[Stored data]

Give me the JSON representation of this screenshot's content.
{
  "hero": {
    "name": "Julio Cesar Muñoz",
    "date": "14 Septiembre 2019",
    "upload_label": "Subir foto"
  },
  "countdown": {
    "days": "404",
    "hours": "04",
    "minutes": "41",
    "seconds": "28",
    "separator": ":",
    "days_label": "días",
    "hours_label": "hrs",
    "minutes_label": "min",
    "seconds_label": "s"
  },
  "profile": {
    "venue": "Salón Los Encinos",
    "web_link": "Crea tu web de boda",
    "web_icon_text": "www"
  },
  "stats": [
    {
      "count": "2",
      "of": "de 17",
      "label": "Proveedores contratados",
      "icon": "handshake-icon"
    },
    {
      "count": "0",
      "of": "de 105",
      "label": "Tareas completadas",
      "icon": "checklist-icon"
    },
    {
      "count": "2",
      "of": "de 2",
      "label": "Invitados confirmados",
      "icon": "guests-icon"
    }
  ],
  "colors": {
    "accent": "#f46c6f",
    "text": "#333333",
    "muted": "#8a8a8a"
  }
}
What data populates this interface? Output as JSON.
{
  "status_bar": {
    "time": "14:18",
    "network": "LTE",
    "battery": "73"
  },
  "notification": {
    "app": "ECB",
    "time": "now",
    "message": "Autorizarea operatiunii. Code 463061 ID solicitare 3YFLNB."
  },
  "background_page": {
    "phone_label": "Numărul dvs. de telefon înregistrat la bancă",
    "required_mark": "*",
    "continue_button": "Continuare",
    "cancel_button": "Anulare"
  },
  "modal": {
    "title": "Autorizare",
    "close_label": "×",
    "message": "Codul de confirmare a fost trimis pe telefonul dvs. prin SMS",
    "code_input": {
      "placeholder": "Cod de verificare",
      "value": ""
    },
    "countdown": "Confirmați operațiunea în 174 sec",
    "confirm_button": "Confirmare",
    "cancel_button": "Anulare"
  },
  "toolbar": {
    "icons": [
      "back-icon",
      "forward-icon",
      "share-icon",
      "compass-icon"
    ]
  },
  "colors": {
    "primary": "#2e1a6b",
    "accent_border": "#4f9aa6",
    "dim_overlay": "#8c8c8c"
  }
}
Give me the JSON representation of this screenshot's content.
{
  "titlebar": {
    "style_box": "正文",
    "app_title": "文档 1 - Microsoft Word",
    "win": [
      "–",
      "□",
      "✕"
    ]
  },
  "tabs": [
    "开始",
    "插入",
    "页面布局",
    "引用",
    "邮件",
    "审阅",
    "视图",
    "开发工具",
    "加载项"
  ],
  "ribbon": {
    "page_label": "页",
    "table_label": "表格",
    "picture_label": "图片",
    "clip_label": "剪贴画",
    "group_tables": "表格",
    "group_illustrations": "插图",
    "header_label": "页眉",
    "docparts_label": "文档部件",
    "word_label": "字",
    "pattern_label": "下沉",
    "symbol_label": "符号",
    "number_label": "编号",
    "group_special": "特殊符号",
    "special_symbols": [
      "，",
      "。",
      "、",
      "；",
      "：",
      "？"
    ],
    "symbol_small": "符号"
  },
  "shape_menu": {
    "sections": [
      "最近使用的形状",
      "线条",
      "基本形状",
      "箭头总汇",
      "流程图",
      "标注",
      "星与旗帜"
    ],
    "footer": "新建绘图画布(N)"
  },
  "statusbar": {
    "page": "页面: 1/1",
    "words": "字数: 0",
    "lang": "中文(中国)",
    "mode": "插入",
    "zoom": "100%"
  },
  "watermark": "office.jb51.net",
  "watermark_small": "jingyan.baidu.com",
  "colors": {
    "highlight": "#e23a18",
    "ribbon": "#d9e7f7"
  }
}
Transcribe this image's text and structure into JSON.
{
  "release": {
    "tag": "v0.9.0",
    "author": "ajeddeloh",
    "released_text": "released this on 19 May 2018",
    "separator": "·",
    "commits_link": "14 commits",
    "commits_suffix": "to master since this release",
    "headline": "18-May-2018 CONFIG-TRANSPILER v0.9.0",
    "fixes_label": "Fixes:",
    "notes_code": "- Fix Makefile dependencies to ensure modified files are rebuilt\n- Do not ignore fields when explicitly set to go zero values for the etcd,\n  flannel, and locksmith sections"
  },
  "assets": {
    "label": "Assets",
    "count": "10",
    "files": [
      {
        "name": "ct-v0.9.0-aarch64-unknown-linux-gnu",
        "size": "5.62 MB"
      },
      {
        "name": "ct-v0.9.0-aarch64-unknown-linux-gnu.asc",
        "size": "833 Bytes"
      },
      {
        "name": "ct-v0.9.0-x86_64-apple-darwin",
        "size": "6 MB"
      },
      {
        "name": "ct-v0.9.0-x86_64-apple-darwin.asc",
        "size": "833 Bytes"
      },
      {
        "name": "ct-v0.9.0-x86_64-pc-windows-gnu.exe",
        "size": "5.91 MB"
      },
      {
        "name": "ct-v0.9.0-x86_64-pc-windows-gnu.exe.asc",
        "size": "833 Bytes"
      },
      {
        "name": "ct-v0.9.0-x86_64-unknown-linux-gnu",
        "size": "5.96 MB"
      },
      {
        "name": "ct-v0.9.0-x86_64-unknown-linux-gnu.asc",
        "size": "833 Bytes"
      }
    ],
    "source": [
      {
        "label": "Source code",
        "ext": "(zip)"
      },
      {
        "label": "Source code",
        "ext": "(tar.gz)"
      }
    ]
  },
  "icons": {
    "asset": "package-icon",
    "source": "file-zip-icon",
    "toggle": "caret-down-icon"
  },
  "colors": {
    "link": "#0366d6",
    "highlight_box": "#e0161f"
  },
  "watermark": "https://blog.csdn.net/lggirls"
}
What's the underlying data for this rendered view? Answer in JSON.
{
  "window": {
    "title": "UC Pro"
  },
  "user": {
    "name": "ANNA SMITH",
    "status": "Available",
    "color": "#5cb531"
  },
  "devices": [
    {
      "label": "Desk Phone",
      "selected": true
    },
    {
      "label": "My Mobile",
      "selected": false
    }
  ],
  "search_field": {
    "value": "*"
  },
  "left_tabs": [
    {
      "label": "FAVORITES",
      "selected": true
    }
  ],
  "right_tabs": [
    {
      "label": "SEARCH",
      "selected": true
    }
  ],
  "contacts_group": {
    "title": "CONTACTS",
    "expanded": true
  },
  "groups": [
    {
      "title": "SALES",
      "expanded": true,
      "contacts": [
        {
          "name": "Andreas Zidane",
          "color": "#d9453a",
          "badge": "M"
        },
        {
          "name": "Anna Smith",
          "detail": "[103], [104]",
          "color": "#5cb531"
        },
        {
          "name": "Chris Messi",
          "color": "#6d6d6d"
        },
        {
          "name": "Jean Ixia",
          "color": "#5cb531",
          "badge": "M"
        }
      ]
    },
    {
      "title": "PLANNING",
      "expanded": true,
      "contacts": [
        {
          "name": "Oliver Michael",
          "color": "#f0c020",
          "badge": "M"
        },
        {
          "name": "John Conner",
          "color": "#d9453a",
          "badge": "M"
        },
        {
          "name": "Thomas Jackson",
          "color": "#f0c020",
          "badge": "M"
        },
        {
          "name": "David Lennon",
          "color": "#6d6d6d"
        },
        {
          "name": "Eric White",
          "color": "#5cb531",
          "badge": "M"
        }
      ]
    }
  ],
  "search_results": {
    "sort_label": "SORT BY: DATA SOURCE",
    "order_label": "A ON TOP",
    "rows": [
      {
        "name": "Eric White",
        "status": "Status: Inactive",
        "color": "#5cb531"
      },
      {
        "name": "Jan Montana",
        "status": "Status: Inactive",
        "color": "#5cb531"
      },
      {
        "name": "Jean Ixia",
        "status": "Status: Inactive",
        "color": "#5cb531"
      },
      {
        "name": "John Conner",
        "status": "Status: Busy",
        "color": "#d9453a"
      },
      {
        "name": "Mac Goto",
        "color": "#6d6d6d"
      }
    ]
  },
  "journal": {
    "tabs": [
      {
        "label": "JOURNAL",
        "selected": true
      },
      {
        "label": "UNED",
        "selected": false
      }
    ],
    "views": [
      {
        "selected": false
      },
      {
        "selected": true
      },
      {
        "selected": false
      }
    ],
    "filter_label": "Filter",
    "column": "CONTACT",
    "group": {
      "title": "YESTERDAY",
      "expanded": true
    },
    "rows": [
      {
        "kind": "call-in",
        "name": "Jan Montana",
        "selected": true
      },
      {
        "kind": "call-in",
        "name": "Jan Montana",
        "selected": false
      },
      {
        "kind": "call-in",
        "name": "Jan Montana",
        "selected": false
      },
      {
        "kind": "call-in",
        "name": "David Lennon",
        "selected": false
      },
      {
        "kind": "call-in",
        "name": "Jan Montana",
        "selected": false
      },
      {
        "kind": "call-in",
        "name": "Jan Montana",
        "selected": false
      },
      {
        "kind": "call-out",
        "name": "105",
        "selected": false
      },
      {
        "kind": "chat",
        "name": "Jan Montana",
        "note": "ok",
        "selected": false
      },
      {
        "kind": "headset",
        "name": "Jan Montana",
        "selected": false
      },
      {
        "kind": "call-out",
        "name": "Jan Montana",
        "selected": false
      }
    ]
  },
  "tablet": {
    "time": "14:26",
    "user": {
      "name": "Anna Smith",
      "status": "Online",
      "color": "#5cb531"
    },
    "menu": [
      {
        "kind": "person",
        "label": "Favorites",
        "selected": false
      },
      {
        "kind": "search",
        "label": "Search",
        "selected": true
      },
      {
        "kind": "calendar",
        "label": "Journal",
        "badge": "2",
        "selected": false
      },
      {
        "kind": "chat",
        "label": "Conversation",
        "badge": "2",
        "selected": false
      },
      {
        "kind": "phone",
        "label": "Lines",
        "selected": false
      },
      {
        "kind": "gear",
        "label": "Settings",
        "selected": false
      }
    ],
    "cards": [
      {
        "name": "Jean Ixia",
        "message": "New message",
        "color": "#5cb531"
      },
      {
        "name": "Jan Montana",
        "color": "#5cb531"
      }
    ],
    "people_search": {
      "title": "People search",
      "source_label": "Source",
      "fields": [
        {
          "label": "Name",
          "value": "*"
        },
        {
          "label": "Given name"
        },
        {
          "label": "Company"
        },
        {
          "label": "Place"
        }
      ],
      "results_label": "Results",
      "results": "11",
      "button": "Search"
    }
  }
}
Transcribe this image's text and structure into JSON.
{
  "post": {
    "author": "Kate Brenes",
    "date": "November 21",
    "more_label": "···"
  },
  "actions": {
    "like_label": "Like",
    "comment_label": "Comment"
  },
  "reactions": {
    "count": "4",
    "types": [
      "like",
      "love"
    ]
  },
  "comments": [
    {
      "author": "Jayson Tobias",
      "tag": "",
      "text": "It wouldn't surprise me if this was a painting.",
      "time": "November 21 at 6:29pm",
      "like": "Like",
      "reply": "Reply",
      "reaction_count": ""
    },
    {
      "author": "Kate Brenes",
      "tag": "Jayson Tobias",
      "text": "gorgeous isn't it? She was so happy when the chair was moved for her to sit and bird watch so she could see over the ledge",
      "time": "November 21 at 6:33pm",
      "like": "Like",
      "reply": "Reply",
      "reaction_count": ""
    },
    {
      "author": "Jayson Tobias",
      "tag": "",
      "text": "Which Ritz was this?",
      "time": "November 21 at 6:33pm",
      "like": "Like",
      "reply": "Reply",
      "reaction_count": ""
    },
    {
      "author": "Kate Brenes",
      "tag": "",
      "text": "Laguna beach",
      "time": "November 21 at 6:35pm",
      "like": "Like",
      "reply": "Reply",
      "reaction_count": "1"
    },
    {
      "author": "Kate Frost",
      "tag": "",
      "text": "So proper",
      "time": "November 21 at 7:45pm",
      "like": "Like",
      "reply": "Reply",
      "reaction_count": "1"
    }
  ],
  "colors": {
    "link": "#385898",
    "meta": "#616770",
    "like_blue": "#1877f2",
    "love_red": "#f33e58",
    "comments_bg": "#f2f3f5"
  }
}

→ **To be done**
Using the records above, select and copy every line that has the word "message".

→ **Task result**
    "message": "Autorizarea operatiunii. Code 463061 ID solicitare 3YFLNB."
    "message": "Codul de confirmare a fost trimis pe telefonul dvs. prin SMS",
        "message": "New message",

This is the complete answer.